-- Begin Extracted material --

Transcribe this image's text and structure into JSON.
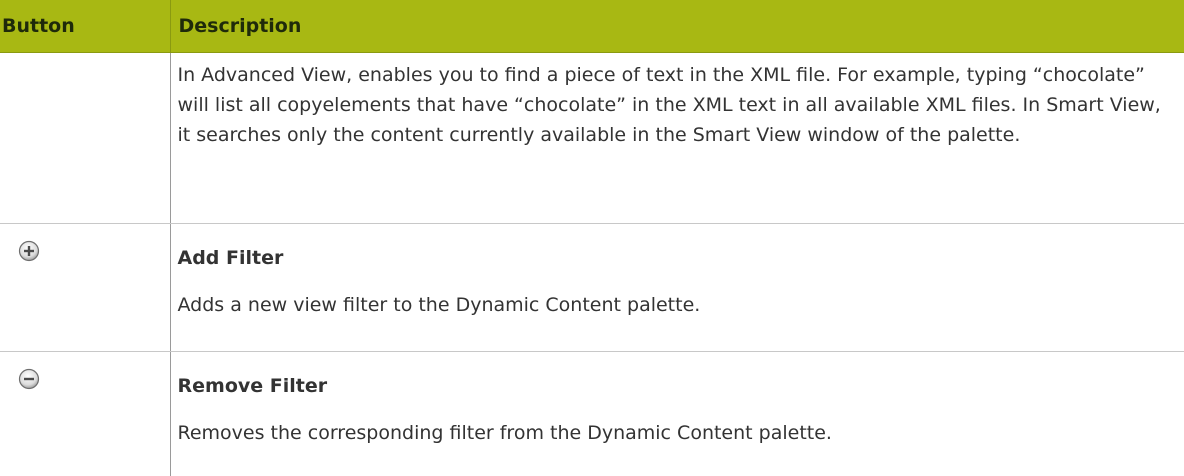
{
  "table": {
    "headers": {
      "button": "Button",
      "description": "Description"
    },
    "rows": [
      {
        "icon": "",
        "title": "",
        "text": "In Advanced View, enables you to find a piece of text in the XML file. For example, typing “chocolate” will list all copyelements that have “chocolate” in the XML text in all available XML files. In Smart View, it searches only the content currently available in the Smart View window of the palette."
      },
      {
        "icon": "plus-circle-icon",
        "title": "Add Filter",
        "text": "Adds a new view filter to the Dynamic Content palette."
      },
      {
        "icon": "minus-circle-icon",
        "title": "Remove Filter",
        "text": "Removes the corresponding filter from the Dynamic Content palette."
      }
    ]
  },
  "colors": {
    "header_background": "#a8b813",
    "border": "#9a9a9a",
    "text": "#333333"
  }
}
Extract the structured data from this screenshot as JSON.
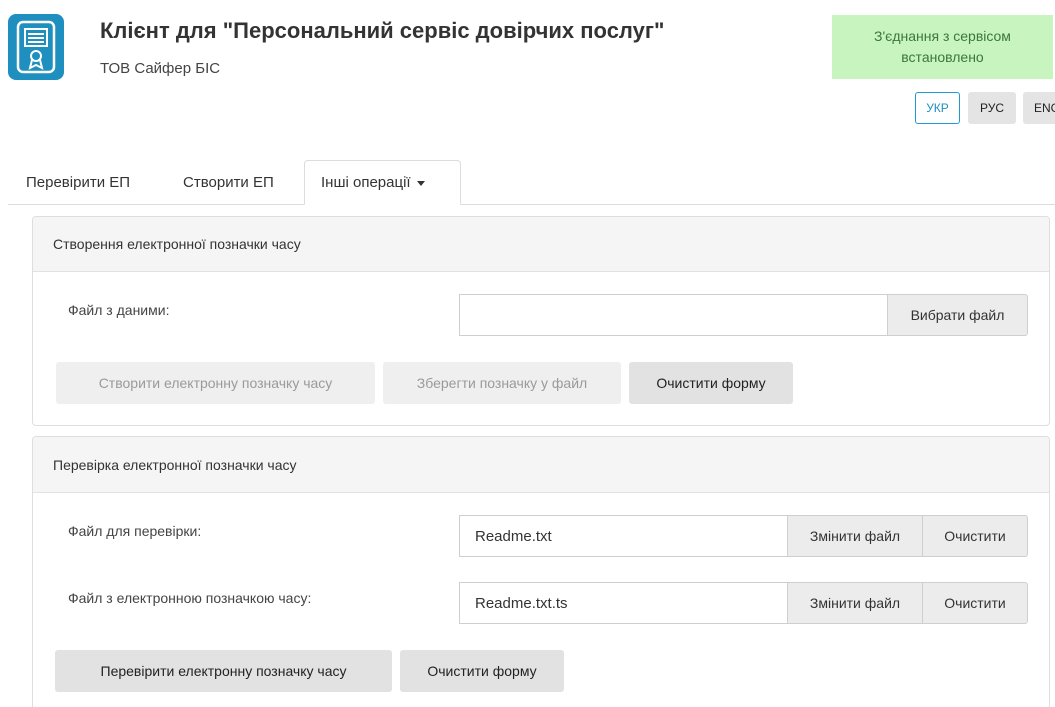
{
  "header": {
    "title": "Клієнт для \"Персональний сервіс довірчих послуг\"",
    "organization": "ТОВ Сайфер БІС",
    "status": "З'єднання з сервісом встановлено"
  },
  "languages": [
    {
      "label": "УКР",
      "active": true
    },
    {
      "label": "РУС",
      "active": false
    },
    {
      "label": "ENG",
      "active": false
    }
  ],
  "tabs": [
    {
      "label": "Перевірити ЕП"
    },
    {
      "label": "Створити ЕП"
    },
    {
      "label": "Інші операції",
      "active": true
    }
  ],
  "create_panel": {
    "title": "Створення електронної позначки часу",
    "file_label": "Файл з даними:",
    "file_value": "",
    "choose_button": "Вибрати файл",
    "create_button": "Створити електронну позначку часу",
    "save_button": "Зберегти позначку у файл",
    "clear_form_button": "Очистити форму"
  },
  "verify_panel": {
    "title": "Перевірка електронної позначки часу",
    "file_label": "Файл для перевірки:",
    "file_value": "Readme.txt",
    "ts_label": "Файл з електронною позначкою часу:",
    "ts_value": "Readme.txt.ts",
    "change_button": "Змінити файл",
    "clear_button": "Очистити",
    "verify_button": "Перевірити електронну позначку часу",
    "clear_form_button": "Очистити форму"
  },
  "colors": {
    "status_bg": "#c8f4c0",
    "status_text": "#3c763d",
    "accent": "#1f8fbf"
  }
}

-- End Extracted material --

_Set problem_
Please set down each line of the data above exactly as written, without the pictures.

_Task response_
Transcribe this image's text and structure into JSON.
{
  "table": {
    "headers": {
      "button": "Button",
      "description": "Description"
    },
    "rows": [
      {
        "icon": "",
        "title": "",
        "text": "In Advanced View, enables you to find a piece of text in the XML file. For example, typing “chocolate” will list all copyelements that have “chocolate” in the XML text in all available XML files. In Smart View, it searches only the content currently available in the Smart View window of the palette."
      },
      {
        "icon": "plus-circle-icon",
        "title": "Add Filter",
        "text": "Adds a new view filter to the Dynamic Content palette."
      },
      {
        "icon": "minus-circle-icon",
        "title": "Remove Filter",
        "text": "Removes the corresponding filter from the Dynamic Content palette."
      }
    ]
  },
  "colors": {
    "header_background": "#a8b813",
    "border": "#9a9a9a",
    "text": "#333333"
  }
}
Extract the structured data from this screenshot as JSON.
{
  "header": {
    "title": "Клієнт для \"Персональний сервіс довірчих послуг\"",
    "organization": "ТОВ Сайфер БІС",
    "status": "З'єднання з сервісом встановлено"
  },
  "languages": [
    {
      "label": "УКР",
      "active": true
    },
    {
      "label": "РУС",
      "active": false
    },
    {
      "label": "ENG",
      "active": false
    }
  ],
  "tabs": [
    {
      "label": "Перевірити ЕП"
    },
    {
      "label": "Створити ЕП"
    },
    {
      "label": "Інші операції",
      "active": true
    }
  ],
  "create_panel": {
    "title": "Створення електронної позначки часу",
    "file_label": "Файл з даними:",
    "file_value": "",
    "choose_button": "Вибрати файл",
    "create_button": "Створити електронну позначку часу",
    "save_button": "Зберегти позначку у файл",
    "clear_form_button": "Очистити форму"
  },
  "verify_panel": {
    "title": "Перевірка електронної позначки часу",
    "file_label": "Файл для перевірки:",
    "file_value": "Readme.txt",
    "ts_label": "Файл з електронною позначкою часу:",
    "ts_value": "Readme.txt.ts",
    "change_button": "Змінити файл",
    "clear_button": "Очистити",
    "verify_button": "Перевірити електронну позначку часу",
    "clear_form_button": "Очистити форму"
  },
  "colors": {
    "status_bg": "#c8f4c0",
    "status_text": "#3c763d",
    "accent": "#1f8fbf"
  }
}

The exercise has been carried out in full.